Aim:
Copy the full set of lines exactly as given.

(Data items)
begin
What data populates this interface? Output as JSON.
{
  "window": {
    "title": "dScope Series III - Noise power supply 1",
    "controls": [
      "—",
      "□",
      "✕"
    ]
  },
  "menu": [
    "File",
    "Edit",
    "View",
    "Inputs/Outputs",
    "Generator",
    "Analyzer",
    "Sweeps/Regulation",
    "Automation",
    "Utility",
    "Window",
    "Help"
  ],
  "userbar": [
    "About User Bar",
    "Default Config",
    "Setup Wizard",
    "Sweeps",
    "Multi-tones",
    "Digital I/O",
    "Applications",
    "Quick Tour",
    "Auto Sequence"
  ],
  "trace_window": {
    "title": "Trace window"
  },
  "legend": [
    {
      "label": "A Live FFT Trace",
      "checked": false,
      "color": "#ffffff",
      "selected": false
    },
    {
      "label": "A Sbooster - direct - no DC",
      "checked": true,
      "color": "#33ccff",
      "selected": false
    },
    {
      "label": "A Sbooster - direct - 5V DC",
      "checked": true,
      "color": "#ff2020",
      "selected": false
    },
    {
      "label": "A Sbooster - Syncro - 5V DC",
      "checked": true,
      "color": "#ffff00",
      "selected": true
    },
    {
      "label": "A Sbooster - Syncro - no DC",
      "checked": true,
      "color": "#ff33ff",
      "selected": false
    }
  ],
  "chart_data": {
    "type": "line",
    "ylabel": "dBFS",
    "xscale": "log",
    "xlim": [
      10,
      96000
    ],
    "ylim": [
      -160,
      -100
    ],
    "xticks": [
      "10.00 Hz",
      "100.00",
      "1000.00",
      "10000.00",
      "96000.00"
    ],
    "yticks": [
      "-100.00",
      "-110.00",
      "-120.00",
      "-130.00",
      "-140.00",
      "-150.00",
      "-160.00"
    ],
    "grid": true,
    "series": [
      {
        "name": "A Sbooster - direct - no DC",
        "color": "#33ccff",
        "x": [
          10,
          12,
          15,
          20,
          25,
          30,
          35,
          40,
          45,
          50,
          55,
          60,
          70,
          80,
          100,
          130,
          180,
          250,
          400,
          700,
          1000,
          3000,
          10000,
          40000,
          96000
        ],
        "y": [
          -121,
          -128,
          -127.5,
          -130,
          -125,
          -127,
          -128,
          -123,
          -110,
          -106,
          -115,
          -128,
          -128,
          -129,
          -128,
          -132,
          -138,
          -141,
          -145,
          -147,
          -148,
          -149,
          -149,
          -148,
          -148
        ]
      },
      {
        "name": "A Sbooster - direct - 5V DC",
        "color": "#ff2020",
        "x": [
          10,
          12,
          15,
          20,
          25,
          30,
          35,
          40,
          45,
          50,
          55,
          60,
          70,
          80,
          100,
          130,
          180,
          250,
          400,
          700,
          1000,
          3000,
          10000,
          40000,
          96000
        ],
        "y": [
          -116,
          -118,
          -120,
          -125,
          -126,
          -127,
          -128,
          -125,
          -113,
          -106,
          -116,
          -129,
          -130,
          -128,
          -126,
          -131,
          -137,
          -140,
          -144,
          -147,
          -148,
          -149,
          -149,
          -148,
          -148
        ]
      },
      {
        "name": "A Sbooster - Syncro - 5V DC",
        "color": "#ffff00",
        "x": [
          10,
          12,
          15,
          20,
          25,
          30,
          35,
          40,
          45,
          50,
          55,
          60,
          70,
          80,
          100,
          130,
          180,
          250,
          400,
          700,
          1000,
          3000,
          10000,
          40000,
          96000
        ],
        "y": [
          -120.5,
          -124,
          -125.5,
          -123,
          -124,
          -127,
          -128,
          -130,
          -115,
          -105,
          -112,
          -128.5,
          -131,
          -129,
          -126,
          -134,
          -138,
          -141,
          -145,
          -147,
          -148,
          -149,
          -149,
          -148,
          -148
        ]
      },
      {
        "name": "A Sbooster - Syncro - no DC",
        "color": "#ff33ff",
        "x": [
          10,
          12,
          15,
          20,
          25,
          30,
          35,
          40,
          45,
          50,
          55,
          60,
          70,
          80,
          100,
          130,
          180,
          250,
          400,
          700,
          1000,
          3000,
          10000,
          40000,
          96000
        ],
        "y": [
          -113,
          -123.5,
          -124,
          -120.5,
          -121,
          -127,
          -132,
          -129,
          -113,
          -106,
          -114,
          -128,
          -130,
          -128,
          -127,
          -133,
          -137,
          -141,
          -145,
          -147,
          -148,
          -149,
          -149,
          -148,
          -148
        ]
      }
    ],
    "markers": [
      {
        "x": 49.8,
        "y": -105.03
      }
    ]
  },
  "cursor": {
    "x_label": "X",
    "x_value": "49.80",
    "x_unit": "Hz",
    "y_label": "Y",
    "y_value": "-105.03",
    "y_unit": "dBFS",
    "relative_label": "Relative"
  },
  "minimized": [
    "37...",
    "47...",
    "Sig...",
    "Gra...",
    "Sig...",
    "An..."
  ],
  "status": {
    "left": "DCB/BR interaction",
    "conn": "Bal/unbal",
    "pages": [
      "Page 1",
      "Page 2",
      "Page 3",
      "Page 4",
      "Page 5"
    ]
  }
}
end
Completed task:
What data populates this interface? Output as JSON.
{
  "window": {
    "title": "dScope Series III - Noise power supply 1",
    "controls": [
      "—",
      "□",
      "✕"
    ]
  },
  "menu": [
    "File",
    "Edit",
    "View",
    "Inputs/Outputs",
    "Generator",
    "Analyzer",
    "Sweeps/Regulation",
    "Automation",
    "Utility",
    "Window",
    "Help"
  ],
  "userbar": [
    "About User Bar",
    "Default Config",
    "Setup Wizard",
    "Sweeps",
    "Multi-tones",
    "Digital I/O",
    "Applications",
    "Quick Tour",
    "Auto Sequence"
  ],
  "trace_window": {
    "title": "Trace window"
  },
  "legend": [
    {
      "label": "A Live FFT Trace",
      "checked": false,
      "color": "#ffffff",
      "selected": false
    },
    {
      "label": "A Sbooster - direct - no DC",
      "checked": true,
      "color": "#33ccff",
      "selected": false
    },
    {
      "label": "A Sbooster - direct - 5V DC",
      "checked": true,
      "color": "#ff2020",
      "selected": false
    },
    {
      "label": "A Sbooster - Syncro - 5V DC",
      "checked": true,
      "color": "#ffff00",
      "selected": true
    },
    {
      "label": "A Sbooster - Syncro - no DC",
      "checked": true,
      "color": "#ff33ff",
      "selected": false
    }
  ],
  "chart_data": {
    "type": "line",
    "ylabel": "dBFS",
    "xscale": "log",
    "xlim": [
      10,
      96000
    ],
    "ylim": [
      -160,
      -100
    ],
    "xticks": [
      "10.00 Hz",
      "100.00",
      "1000.00",
      "10000.00",
      "96000.00"
    ],
    "yticks": [
      "-100.00",
      "-110.00",
      "-120.00",
      "-130.00",
      "-140.00",
      "-150.00",
      "-160.00"
    ],
    "grid": true,
    "series": [
      {
        "name": "A Sbooster - direct - no DC",
        "color": "#33ccff",
        "x": [
          10,
          12,
          15,
          20,
          25,
          30,
          35,
          40,
          45,
          50,
          55,
          60,
          70,
          80,
          100,
          130,
          180,
          250,
          400,
          700,
          1000,
          3000,
          10000,
          40000,
          96000
        ],
        "y": [
          -121,
          -128,
          -127.5,
          -130,
          -125,
          -127,
          -128,
          -123,
          -110,
          -106,
          -115,
          -128,
          -128,
          -129,
          -128,
          -132,
          -138,
          -141,
          -145,
          -147,
          -148,
          -149,
          -149,
          -148,
          -148
        ]
      },
      {
        "name": "A Sbooster - direct - 5V DC",
        "color": "#ff2020",
        "x": [
          10,
          12,
          15,
          20,
          25,
          30,
          35,
          40,
          45,
          50,
          55,
          60,
          70,
          80,
          100,
          130,
          180,
          250,
          400,
          700,
          1000,
          3000,
          10000,
          40000,
          96000
        ],
        "y": [
          -116,
          -118,
          -120,
          -125,
          -126,
          -127,
          -128,
          -125,
          -113,
          -106,
          -116,
          -129,
          -130,
          -128,
          -126,
          -131,
          -137,
          -140,
          -144,
          -147,
          -148,
          -149,
          -149,
          -148,
          -148
        ]
      },
      {
        "name": "A Sbooster - Syncro - 5V DC",
        "color": "#ffff00",
        "x": [
          10,
          12,
          15,
          20,
          25,
          30,
          35,
          40,
          45,
          50,
          55,
          60,
          70,
          80,
          100,
          130,
          180,
          250,
          400,
          700,
          1000,
          3000,
          10000,
          40000,
          96000
        ],
        "y": [
          -120.5,
          -124,
          -125.5,
          -123,
          -124,
          -127,
          -128,
          -130,
          -115,
          -105,
          -112,
          -128.5,
          -131,
          -129,
          -126,
          -134,
          -138,
          -141,
          -145,
          -147,
          -148,
          -149,
          -149,
          -148,
          -148
        ]
      },
      {
        "name": "A Sbooster - Syncro - no DC",
        "color": "#ff33ff",
        "x": [
          10,
          12,
          15,
          20,
          25,
          30,
          35,
          40,
          45,
          50,
          55,
          60,
          70,
          80,
          100,
          130,
          180,
          250,
          400,
          700,
          1000,
          3000,
          10000,
          40000,
          96000
        ],
        "y": [
          -113,
          -123.5,
          -124,
          -120.5,
          -121,
          -127,
          -132,
          -129,
          -113,
          -106,
          -114,
          -128,
          -130,
          -128,
          -127,
          -133,
          -137,
          -141,
          -145,
          -147,
          -148,
          -149,
          -149,
          -148,
          -148
        ]
      }
    ],
    "markers": [
      {
        "x": 49.8,
        "y": -105.03
      }
    ]
  },
  "cursor": {
    "x_label": "X",
    "x_value": "49.80",
    "x_unit": "Hz",
    "y_label": "Y",
    "y_value": "-105.03",
    "y_unit": "dBFS",
    "relative_label": "Relative"
  },
  "minimized": [
    "37...",
    "47...",
    "Sig...",
    "Gra...",
    "Sig...",
    "An..."
  ],
  "status": {
    "left": "DCB/BR interaction",
    "conn": "Bal/unbal",
    "pages": [
      "Page 1",
      "Page 2",
      "Page 3",
      "Page 4",
      "Page 5"
    ]
  }
}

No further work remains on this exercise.